How many lines of the data hold the word "Beurmann"? State the number and nothing else.

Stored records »
◆ ◆ ◆ ◆ ◆
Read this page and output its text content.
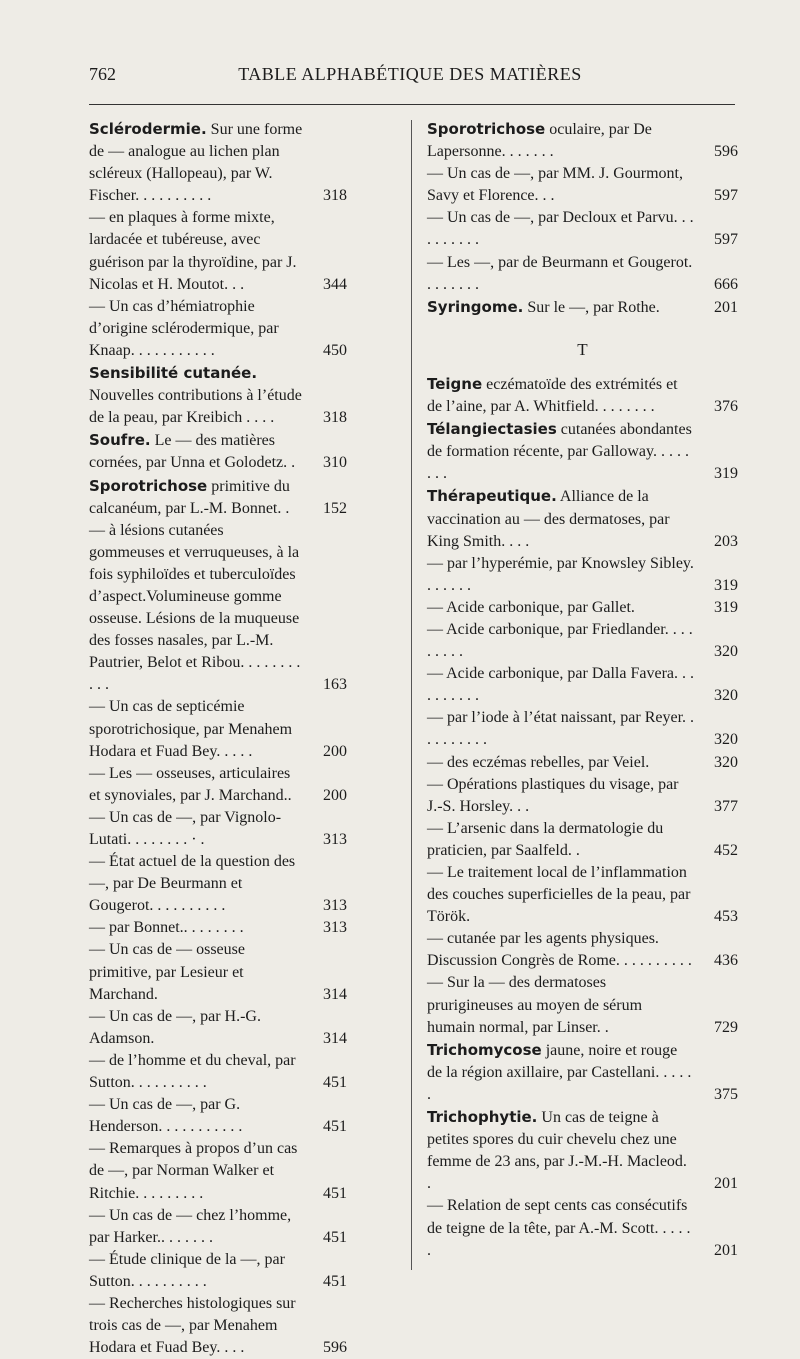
762	TABLE ALPHABÉTIQUE DES MATIÈRES
Sclérodermie. Sur une forme de — analogue au lichen plan scléreux (Hallopeau), par W. Fischer. . . . . . . . . .	318
— en plaques à forme mixte, lardacée et tubéreuse, avec guérison par la thyroïdine, par J. Nicolas et H. Moutot. . .	344
— Un cas d’hémiatrophie d’origine sclérodermique, par Knaap. . . . . . . . . . .	450
Sensibilité cutanée. Nouvelles contributions à l’étude de la peau, par Kreibich . . . .	318
Soufre. Le — des matières cornées, par Unna et Golodetz. .	310
Sporotrichose primitive du calcanéum, par L.-M. Bonnet. .	152
— à lésions cutanées gommeuses et verruqueuses, à la fois syphiloïdes et tuberculoïdes d’aspect.Volumineuse gomme osseuse. Lésions de la muqueuse des fosses nasales, par L.-M. Pautrier, Belot et Ribou. . . . . . . . . . .	163
— Un cas de septicémie sporotrichosique, par Menahem Hodara et Fuad Bey. . . . .	200
— Les — osseuses, articulaires et synoviales, par J. Marchand..	200
— Un cas de —, par Vignolo-Lutati. . . . . . . . · .	313
— État actuel de la question des —, par De Beurmann et Gougerot. . . . . . . . . .	313
— par Bonnet.. . . . . . . .	313
— Un cas de — osseuse primitive, par Lesieur et Marchand.	314
— Un cas de —, par H.-G. Adamson.	314
— de l’homme et du cheval, par Sutton. . . . . . . . . .	451
— Un cas de —, par G. Henderson. . . . . . . . . . .	451
— Remarques à propos d’un cas de —, par Norman Walker et Ritchie. . . . . . . . .	451
— Un cas de — chez l’homme, par Harker.. . . . . . .	451
— Étude clinique de la —, par Sutton. . . . . . . . . .	451
— Recherches histologiques sur trois cas de —, par Menahem Hodara et Fuad Bey. . . .	596
Sporotrichose oculaire, par De Lapersonne. . . . . . .	596
— Un cas de —, par MM. J. Gourmont, Savy et Florence. . .	597
— Un cas de —, par Decloux et Parvu. . . . . . . . . .	597
— Les —, par de Beurmann et Gougerot. . . . . . . .	666
Syringome. Sur le —, par Rothe.	201
T
Teigne eczématoïde des extrémités et de l’aine, par A. Whitfield. . . . . . . .	376
Télangiectasies cutanées abondantes de formation récente, par Galloway. . . . . . . .	319
Thérapeutique. Alliance de la vaccination au — des dermatoses, par King Smith. . . .	203
— par l’hyperémie, par Knowsley Sibley. . . . . . .	319
— Acide carbonique, par Gallet.	319
— Acide carbonique, par Friedlander. . . . . . . . .	320
— Acide carbonique, par Dalla Favera. . . . . . . . . .	320
— par l’iode à l’état naissant, par Reyer. . . . . . . . . .	320
— des eczémas rebelles, par Veiel.	320
— Opérations plastiques du visage, par J.-S. Horsley. . .	377
— L’arsenic dans la dermatologie du praticien, par Saalfeld. .	452
— Le traitement local de l’inflammation des couches superficielles de la peau, par Török.	453
— cutanée par les agents physiques. Discussion Congrès de Rome. . . . . . . . . .	436
— Sur la — des dermatoses prurigineuses au moyen de sérum humain normal, par Linser. .	729
Trichomycose jaune, noire et rouge de la région axillaire, par Castellani. . . . . .	375
Trichophytie. Un cas de teigne à petites spores du cuir chevelu chez une femme de 23 ans, par J.-M.-H. Macleod. .	201
— Relation de sept cents cas consécutifs de teigne de la tête, par A.-M. Scott. . . . . .	201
◆ ◆ ◆ ◆ ◆
The response »
2